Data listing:
==*==

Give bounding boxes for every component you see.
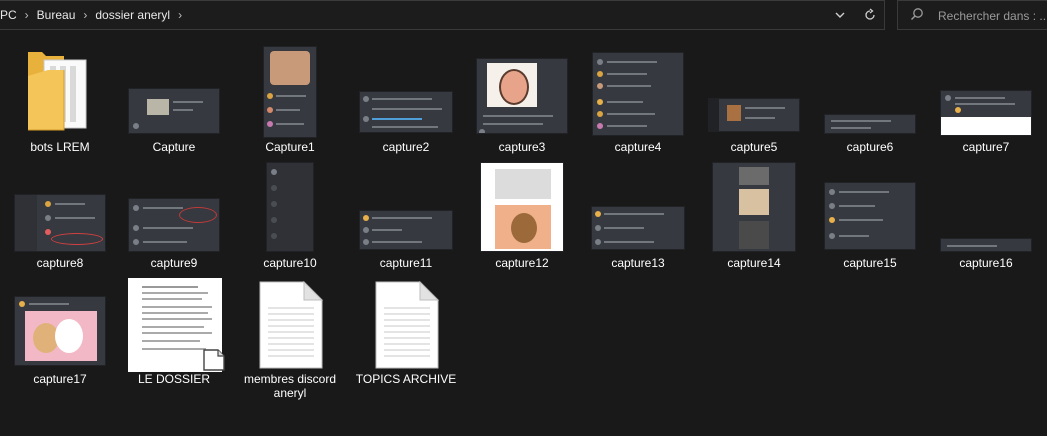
chevron-right-icon[interactable]: ›: [178, 8, 182, 22]
file-item[interactable]: capture5: [698, 46, 810, 164]
file-label: capture9: [150, 256, 198, 270]
image-thumbnail: [4, 162, 116, 254]
document-thumbnail: [118, 278, 230, 372]
file-label: capture12: [495, 256, 549, 270]
refresh-button[interactable]: [858, 1, 882, 29]
image-thumbnail: [466, 46, 578, 138]
file-label: capture7: [962, 140, 1010, 154]
image-thumbnail: [930, 162, 1042, 254]
file-item[interactable]: capture11: [350, 162, 462, 280]
folder-thumbnail: [4, 46, 116, 138]
image-thumbnail: [582, 162, 694, 254]
file-label: bots LREM: [30, 140, 90, 154]
file-label: membres discord aneryl: [243, 372, 337, 400]
document-app-icon: [203, 349, 225, 371]
text-file-thumbnail: [350, 278, 462, 370]
search-icon: [911, 8, 923, 20]
history-dropdown-button[interactable]: [828, 1, 852, 29]
file-item[interactable]: Capture: [118, 46, 230, 164]
folder-icon: [28, 52, 87, 131]
chevron-right-icon: ›: [24, 7, 29, 22]
file-label: capture11: [379, 256, 433, 270]
image-thumbnail: [582, 46, 694, 138]
file-label: capture3: [498, 140, 546, 154]
file-label: capture2: [382, 140, 430, 154]
breadcrumb-bureau[interactable]: Bureau: [37, 8, 76, 22]
file-label: capture14: [727, 256, 781, 270]
image-thumbnail: [234, 162, 346, 254]
image-thumbnail: [118, 46, 230, 138]
image-thumbnail: [698, 46, 810, 138]
image-thumbnail: [814, 162, 926, 254]
image-thumbnail: [814, 46, 926, 138]
breadcrumb-pc[interactable]: PC: [0, 8, 17, 22]
file-label: capture16: [959, 256, 1013, 270]
text-file-icon: [375, 280, 440, 369]
folder-item[interactable]: bots LREM: [4, 46, 116, 164]
file-item[interactable]: capture9: [118, 162, 230, 280]
text-file-icon: [259, 280, 324, 369]
file-item[interactable]: capture8: [4, 162, 116, 280]
text-file-thumbnail: [234, 278, 346, 370]
chevron-down-icon: [835, 12, 845, 18]
image-thumbnail: [234, 46, 346, 138]
file-item[interactable]: capture7: [930, 46, 1042, 164]
file-item[interactable]: capture16: [930, 162, 1042, 280]
file-label: capture17: [33, 372, 87, 386]
search-placeholder: Rechercher dans : ...: [938, 9, 1047, 23]
image-thumbnail: [350, 46, 462, 138]
file-label: capture6: [846, 140, 894, 154]
breadcrumb-dossier[interactable]: dossier aneryl: [95, 8, 170, 22]
file-item[interactable]: capture17: [4, 278, 116, 396]
file-label: LE DOSSIER: [137, 372, 211, 386]
file-label: capture15: [843, 256, 897, 270]
file-label: capture10: [263, 256, 317, 270]
image-thumbnail: [4, 278, 116, 370]
chevron-right-icon: ›: [83, 7, 88, 22]
image-thumbnail: [698, 162, 810, 254]
file-item[interactable]: LE DOSSIER: [118, 278, 230, 396]
file-label: capture5: [730, 140, 778, 154]
image-thumbnail: [350, 162, 462, 254]
file-item[interactable]: capture10: [234, 162, 346, 280]
top-bar: PC › Bureau › dossier aneryl › Rechercher dan…: [0, 0, 1047, 32]
file-label: TOPICS ARCHIVE: [355, 372, 457, 386]
file-item[interactable]: capture6: [814, 46, 926, 164]
refresh-icon: [865, 8, 875, 20]
image-thumbnail: [466, 162, 578, 254]
search-box[interactable]: Rechercher dans : ...: [897, 0, 1047, 30]
file-label: capture8: [36, 256, 84, 270]
file-label: capture13: [611, 256, 665, 270]
file-item[interactable]: Capture1: [234, 46, 346, 164]
file-item[interactable]: capture15: [814, 162, 926, 280]
image-thumbnail: [118, 162, 230, 254]
file-label: Capture: [152, 140, 196, 154]
file-item[interactable]: capture14: [698, 162, 810, 280]
file-item[interactable]: capture3: [466, 46, 578, 164]
file-label: capture4: [614, 140, 662, 154]
file-label: Capture1: [265, 140, 315, 154]
image-thumbnail: [930, 46, 1042, 138]
file-item[interactable]: membres discord aneryl: [234, 278, 346, 400]
breadcrumb: PC › Bureau › dossier aneryl ›: [0, 7, 190, 22]
file-item[interactable]: TOPICS ARCHIVE: [350, 278, 462, 396]
file-item[interactable]: capture4: [582, 46, 694, 164]
file-item[interactable]: capture2: [350, 46, 462, 164]
address-bar[interactable]: PC › Bureau › dossier aneryl ›: [0, 0, 885, 30]
file-item[interactable]: capture13: [582, 162, 694, 280]
file-item[interactable]: capture12: [466, 162, 578, 280]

==*==

* [PROBLEM REQUIREMENTS] Rewrite every line with "image-thumbnail" renamed to "image-preview" and everything else unchanged. Omit the pictures.

* [WORKED SOLUTION]
Give bounding boxes for every component you see.
chevron-right-icon[interactable]: ›: [178, 8, 182, 22]
file-item[interactable]: capture5: [698, 46, 810, 164]
file-label: capture9: [150, 256, 198, 270]
image-preview: [4, 162, 116, 254]
document-thumbnail: [118, 278, 230, 372]
file-label: capture12: [495, 256, 549, 270]
refresh-button[interactable]: [858, 1, 882, 29]
image-preview: [466, 46, 578, 138]
file-label: capture7: [962, 140, 1010, 154]
image-preview: [930, 162, 1042, 254]
file-item[interactable]: capture11: [350, 162, 462, 280]
folder-thumbnail: [4, 46, 116, 138]
image-preview: [582, 162, 694, 254]
file-label: bots LREM: [30, 140, 90, 154]
file-label: membres discord aneryl: [243, 372, 337, 400]
document-app-icon: [203, 349, 225, 371]
text-file-thumbnail: [350, 278, 462, 370]
search-icon: [911, 8, 923, 20]
history-dropdown-button[interactable]: [828, 1, 852, 29]
file-item[interactable]: Capture: [118, 46, 230, 164]
folder-icon: [28, 52, 87, 131]
chevron-right-icon: ›: [24, 7, 29, 22]
file-label: capture11: [379, 256, 433, 270]
image-preview: [582, 46, 694, 138]
file-label: capture3: [498, 140, 546, 154]
file-label: capture2: [382, 140, 430, 154]
breadcrumb-bureau[interactable]: Bureau: [37, 8, 76, 22]
file-label: capture14: [727, 256, 781, 270]
image-preview: [234, 162, 346, 254]
image-preview: [118, 46, 230, 138]
image-preview: [698, 46, 810, 138]
image-preview: [814, 162, 926, 254]
image-preview: [814, 46, 926, 138]
breadcrumb-pc[interactable]: PC: [0, 8, 17, 22]
file-label: capture16: [959, 256, 1013, 270]
text-file-icon: [375, 280, 440, 369]
folder-item[interactable]: bots LREM: [4, 46, 116, 164]
file-item[interactable]: capture9: [118, 162, 230, 280]
text-file-icon: [259, 280, 324, 369]
file-item[interactable]: capture8: [4, 162, 116, 280]
text-file-thumbnail: [234, 278, 346, 370]
chevron-down-icon: [835, 12, 845, 18]
image-preview: [234, 46, 346, 138]
file-item[interactable]: capture7: [930, 46, 1042, 164]
file-item[interactable]: capture16: [930, 162, 1042, 280]
file-label: capture17: [33, 372, 87, 386]
search-placeholder: Rechercher dans : ...: [938, 9, 1047, 23]
image-preview: [350, 46, 462, 138]
file-label: capture6: [846, 140, 894, 154]
breadcrumb-dossier[interactable]: dossier aneryl: [95, 8, 170, 22]
file-item[interactable]: capture17: [4, 278, 116, 396]
file-label: LE DOSSIER: [137, 372, 211, 386]
file-label: capture15: [843, 256, 897, 270]
file-label: capture10: [263, 256, 317, 270]
image-preview: [4, 278, 116, 370]
chevron-right-icon: ›: [83, 7, 88, 22]
image-preview: [698, 162, 810, 254]
file-item[interactable]: LE DOSSIER: [118, 278, 230, 396]
file-label: capture5: [730, 140, 778, 154]
image-preview: [350, 162, 462, 254]
file-item[interactable]: capture10: [234, 162, 346, 280]
top-bar: PC › Bureau › dossier aneryl › Rechercher dan…: [0, 0, 1047, 32]
file-label: TOPICS ARCHIVE: [355, 372, 457, 386]
file-item[interactable]: capture6: [814, 46, 926, 164]
refresh-icon: [865, 8, 875, 20]
image-preview: [466, 162, 578, 254]
search-box[interactable]: Rechercher dans : ...: [897, 0, 1047, 30]
file-label: capture8: [36, 256, 84, 270]
file-label: capture13: [611, 256, 665, 270]
file-item[interactable]: Capture1: [234, 46, 346, 164]
file-item[interactable]: capture15: [814, 162, 926, 280]
image-preview: [118, 162, 230, 254]
file-label: Capture: [152, 140, 196, 154]
file-item[interactable]: capture14: [698, 162, 810, 280]
file-item[interactable]: capture3: [466, 46, 578, 164]
file-label: capture4: [614, 140, 662, 154]
file-label: Capture1: [265, 140, 315, 154]
image-preview: [930, 46, 1042, 138]
file-item[interactable]: membres discord aneryl: [234, 278, 346, 400]
breadcrumb: PC › Bureau › dossier aneryl ›: [0, 7, 190, 22]
file-item[interactable]: TOPICS ARCHIVE: [350, 278, 462, 396]
file-item[interactable]: capture4: [582, 46, 694, 164]
file-item[interactable]: capture2: [350, 46, 462, 164]
address-bar[interactable]: PC › Bureau › dossier aneryl ›: [0, 0, 885, 30]
file-item[interactable]: capture13: [582, 162, 694, 280]
file-item[interactable]: capture12: [466, 162, 578, 280]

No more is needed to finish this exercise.